## MATERIAL FOR THIS TASK
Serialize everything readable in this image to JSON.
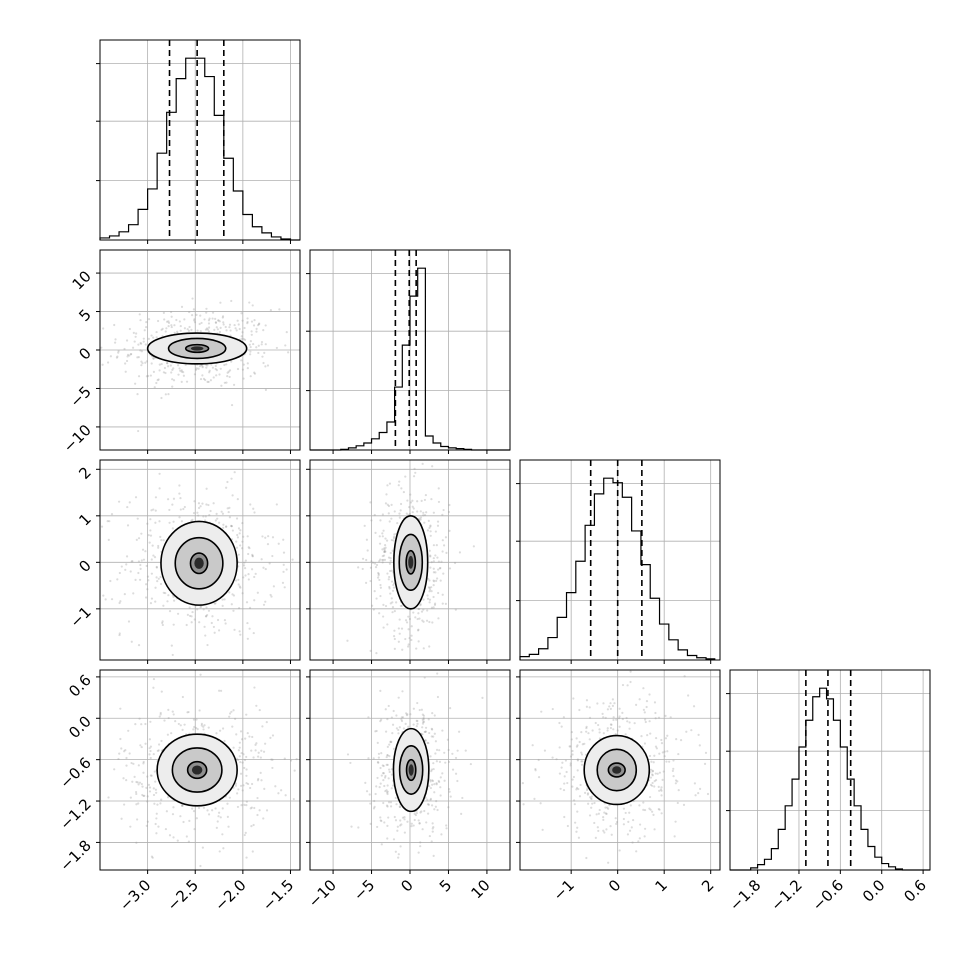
{
  "chart_data": {
    "type": "corner",
    "grid": true,
    "parameters": [
      {
        "range": [
          -3.5,
          -1.4
        ],
        "ticks": [
          -3.0,
          -2.5,
          -2.0,
          -1.5
        ],
        "tick_labels": [
          "−3.0",
          "−2.5",
          "−2.0",
          "−1.5"
        ],
        "quantiles": [
          -2.77,
          -2.48,
          -2.2
        ],
        "histogram": {
          "bin_edges": [
            -3.5,
            -3.4,
            -3.3,
            -3.2,
            -3.1,
            -3.0,
            -2.9,
            -2.8,
            -2.7,
            -2.6,
            -2.5,
            -2.4,
            -2.3,
            -2.2,
            -2.1,
            -2.0,
            -1.9,
            -1.8,
            -1.7,
            -1.6,
            -1.5,
            -1.4
          ],
          "counts": [
            2,
            4,
            8,
            15,
            30,
            50,
            85,
            125,
            158,
            178,
            178,
            160,
            122,
            80,
            48,
            25,
            13,
            7,
            3,
            1,
            0
          ]
        }
      },
      {
        "range": [
          -13,
          13
        ],
        "ticks": [
          -10,
          -5,
          0,
          5,
          10
        ],
        "tick_labels": [
          "−10",
          "−5",
          "0",
          "5",
          "10"
        ],
        "quantiles": [
          -1.9,
          -0.1,
          0.8
        ],
        "histogram": {
          "bin_edges": [
            -13,
            -12,
            -11,
            -10,
            -9,
            -8,
            -7,
            -6,
            -5,
            -4,
            -3,
            -2,
            -1,
            0,
            1,
            2,
            3,
            4,
            5,
            6,
            7,
            8,
            9,
            10,
            11,
            12,
            13
          ],
          "counts": [
            0,
            0,
            0,
            0,
            1,
            3,
            6,
            10,
            16,
            25,
            40,
            90,
            150,
            220,
            260,
            20,
            10,
            5,
            3,
            2,
            1,
            0,
            0,
            0,
            0,
            0
          ]
        }
      },
      {
        "range": [
          -2.1,
          2.2
        ],
        "ticks": [
          -1,
          0,
          1,
          2
        ],
        "tick_labels": [
          "−1",
          "0",
          "1",
          "2"
        ],
        "quantiles": [
          -0.58,
          0.0,
          0.52
        ],
        "histogram": {
          "bin_edges": [
            -2.1,
            -1.9,
            -1.7,
            -1.5,
            -1.3,
            -1.1,
            -0.9,
            -0.7,
            -0.5,
            -0.3,
            -0.1,
            0.1,
            0.3,
            0.5,
            0.7,
            0.9,
            1.1,
            1.3,
            1.5,
            1.7,
            1.9,
            2.1
          ],
          "counts": [
            3,
            5,
            10,
            20,
            38,
            60,
            88,
            120,
            148,
            162,
            158,
            145,
            115,
            85,
            55,
            32,
            18,
            9,
            4,
            2,
            1
          ]
        }
      },
      {
        "range": [
          -2.2,
          0.7
        ],
        "ticks": [
          -1.8,
          -1.2,
          -0.6,
          0.0,
          0.6
        ],
        "tick_labels": [
          "−1.8",
          "−1.2",
          "−0.6",
          "0.0",
          "0.6"
        ],
        "quantiles": [
          -1.1,
          -0.78,
          -0.45
        ],
        "histogram": {
          "bin_edges": [
            -2.2,
            -2.1,
            -2.0,
            -1.9,
            -1.8,
            -1.7,
            -1.6,
            -1.5,
            -1.4,
            -1.3,
            -1.2,
            -1.1,
            -1.0,
            -0.9,
            -0.8,
            -0.7,
            -0.6,
            -0.5,
            -0.4,
            -0.3,
            -0.2,
            -0.1,
            0.0,
            0.1,
            0.2,
            0.3,
            0.4,
            0.5,
            0.6,
            0.7
          ],
          "counts": [
            0,
            0,
            0,
            2,
            5,
            10,
            20,
            38,
            60,
            85,
            115,
            140,
            162,
            170,
            160,
            140,
            115,
            85,
            60,
            38,
            22,
            12,
            6,
            3,
            1,
            0,
            0,
            0,
            0
          ]
        }
      }
    ],
    "pairs": [
      {
        "x": 0,
        "y": 1,
        "center": [
          -2.48,
          0.2
        ],
        "spread": [
          0.25,
          1.6
        ],
        "contour_levels": [
          [
            0.12,
            0.5
          ],
          [
            0.3,
            1.3
          ],
          [
            0.52,
            2.0
          ]
        ]
      },
      {
        "x": 0,
        "y": 2,
        "center": [
          -2.46,
          -0.02
        ],
        "spread": [
          0.25,
          0.5
        ],
        "contour_levels": [
          [
            0.09,
            0.22
          ],
          [
            0.25,
            0.55
          ],
          [
            0.4,
            0.9
          ]
        ]
      },
      {
        "x": 1,
        "y": 2,
        "center": [
          0.1,
          0.0
        ],
        "spread": [
          1.6,
          0.5
        ],
        "contour_levels": [
          [
            0.6,
            0.25
          ],
          [
            1.5,
            0.6
          ],
          [
            2.2,
            1.0
          ]
        ]
      },
      {
        "x": 0,
        "y": 3,
        "center": [
          -2.48,
          -0.75
        ],
        "spread": [
          0.25,
          0.3
        ],
        "contour_levels": [
          [
            0.1,
            0.12
          ],
          [
            0.26,
            0.32
          ],
          [
            0.42,
            0.52
          ]
        ]
      },
      {
        "x": 1,
        "y": 3,
        "center": [
          0.15,
          -0.75
        ],
        "spread": [
          1.6,
          0.3
        ],
        "contour_levels": [
          [
            0.6,
            0.15
          ],
          [
            1.5,
            0.35
          ],
          [
            2.3,
            0.6
          ]
        ]
      },
      {
        "x": 2,
        "y": 3,
        "center": [
          -0.02,
          -0.75
        ],
        "spread": [
          0.5,
          0.3
        ],
        "contour_levels": [
          [
            0.18,
            0.1
          ],
          [
            0.42,
            0.3
          ],
          [
            0.7,
            0.5
          ]
        ]
      }
    ]
  }
}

## EXERCISE DIRECTIONS
Copy the entries above faithfully and omit every image.

## FINISHED TASK
Serialize everything readable in this image to JSON.
{
  "chart_data": {
    "type": "corner",
    "grid": true,
    "parameters": [
      {
        "range": [
          -3.5,
          -1.4
        ],
        "ticks": [
          -3.0,
          -2.5,
          -2.0,
          -1.5
        ],
        "tick_labels": [
          "−3.0",
          "−2.5",
          "−2.0",
          "−1.5"
        ],
        "quantiles": [
          -2.77,
          -2.48,
          -2.2
        ],
        "histogram": {
          "bin_edges": [
            -3.5,
            -3.4,
            -3.3,
            -3.2,
            -3.1,
            -3.0,
            -2.9,
            -2.8,
            -2.7,
            -2.6,
            -2.5,
            -2.4,
            -2.3,
            -2.2,
            -2.1,
            -2.0,
            -1.9,
            -1.8,
            -1.7,
            -1.6,
            -1.5,
            -1.4
          ],
          "counts": [
            2,
            4,
            8,
            15,
            30,
            50,
            85,
            125,
            158,
            178,
            178,
            160,
            122,
            80,
            48,
            25,
            13,
            7,
            3,
            1,
            0
          ]
        }
      },
      {
        "range": [
          -13,
          13
        ],
        "ticks": [
          -10,
          -5,
          0,
          5,
          10
        ],
        "tick_labels": [
          "−10",
          "−5",
          "0",
          "5",
          "10"
        ],
        "quantiles": [
          -1.9,
          -0.1,
          0.8
        ],
        "histogram": {
          "bin_edges": [
            -13,
            -12,
            -11,
            -10,
            -9,
            -8,
            -7,
            -6,
            -5,
            -4,
            -3,
            -2,
            -1,
            0,
            1,
            2,
            3,
            4,
            5,
            6,
            7,
            8,
            9,
            10,
            11,
            12,
            13
          ],
          "counts": [
            0,
            0,
            0,
            0,
            1,
            3,
            6,
            10,
            16,
            25,
            40,
            90,
            150,
            220,
            260,
            20,
            10,
            5,
            3,
            2,
            1,
            0,
            0,
            0,
            0,
            0
          ]
        }
      },
      {
        "range": [
          -2.1,
          2.2
        ],
        "ticks": [
          -1,
          0,
          1,
          2
        ],
        "tick_labels": [
          "−1",
          "0",
          "1",
          "2"
        ],
        "quantiles": [
          -0.58,
          0.0,
          0.52
        ],
        "histogram": {
          "bin_edges": [
            -2.1,
            -1.9,
            -1.7,
            -1.5,
            -1.3,
            -1.1,
            -0.9,
            -0.7,
            -0.5,
            -0.3,
            -0.1,
            0.1,
            0.3,
            0.5,
            0.7,
            0.9,
            1.1,
            1.3,
            1.5,
            1.7,
            1.9,
            2.1
          ],
          "counts": [
            3,
            5,
            10,
            20,
            38,
            60,
            88,
            120,
            148,
            162,
            158,
            145,
            115,
            85,
            55,
            32,
            18,
            9,
            4,
            2,
            1
          ]
        }
      },
      {
        "range": [
          -2.2,
          0.7
        ],
        "ticks": [
          -1.8,
          -1.2,
          -0.6,
          0.0,
          0.6
        ],
        "tick_labels": [
          "−1.8",
          "−1.2",
          "−0.6",
          "0.0",
          "0.6"
        ],
        "quantiles": [
          -1.1,
          -0.78,
          -0.45
        ],
        "histogram": {
          "bin_edges": [
            -2.2,
            -2.1,
            -2.0,
            -1.9,
            -1.8,
            -1.7,
            -1.6,
            -1.5,
            -1.4,
            -1.3,
            -1.2,
            -1.1,
            -1.0,
            -0.9,
            -0.8,
            -0.7,
            -0.6,
            -0.5,
            -0.4,
            -0.3,
            -0.2,
            -0.1,
            0.0,
            0.1,
            0.2,
            0.3,
            0.4,
            0.5,
            0.6,
            0.7
          ],
          "counts": [
            0,
            0,
            0,
            2,
            5,
            10,
            20,
            38,
            60,
            85,
            115,
            140,
            162,
            170,
            160,
            140,
            115,
            85,
            60,
            38,
            22,
            12,
            6,
            3,
            1,
            0,
            0,
            0,
            0
          ]
        }
      }
    ],
    "pairs": [
      {
        "x": 0,
        "y": 1,
        "center": [
          -2.48,
          0.2
        ],
        "spread": [
          0.25,
          1.6
        ],
        "contour_levels": [
          [
            0.12,
            0.5
          ],
          [
            0.3,
            1.3
          ],
          [
            0.52,
            2.0
          ]
        ]
      },
      {
        "x": 0,
        "y": 2,
        "center": [
          -2.46,
          -0.02
        ],
        "spread": [
          0.25,
          0.5
        ],
        "contour_levels": [
          [
            0.09,
            0.22
          ],
          [
            0.25,
            0.55
          ],
          [
            0.4,
            0.9
          ]
        ]
      },
      {
        "x": 1,
        "y": 2,
        "center": [
          0.1,
          0.0
        ],
        "spread": [
          1.6,
          0.5
        ],
        "contour_levels": [
          [
            0.6,
            0.25
          ],
          [
            1.5,
            0.6
          ],
          [
            2.2,
            1.0
          ]
        ]
      },
      {
        "x": 0,
        "y": 3,
        "center": [
          -2.48,
          -0.75
        ],
        "spread": [
          0.25,
          0.3
        ],
        "contour_levels": [
          [
            0.1,
            0.12
          ],
          [
            0.26,
            0.32
          ],
          [
            0.42,
            0.52
          ]
        ]
      },
      {
        "x": 1,
        "y": 3,
        "center": [
          0.15,
          -0.75
        ],
        "spread": [
          1.6,
          0.3
        ],
        "contour_levels": [
          [
            0.6,
            0.15
          ],
          [
            1.5,
            0.35
          ],
          [
            2.3,
            0.6
          ]
        ]
      },
      {
        "x": 2,
        "y": 3,
        "center": [
          -0.02,
          -0.75
        ],
        "spread": [
          0.5,
          0.3
        ],
        "contour_levels": [
          [
            0.18,
            0.1
          ],
          [
            0.42,
            0.3
          ],
          [
            0.7,
            0.5
          ]
        ]
      }
    ]
  }
}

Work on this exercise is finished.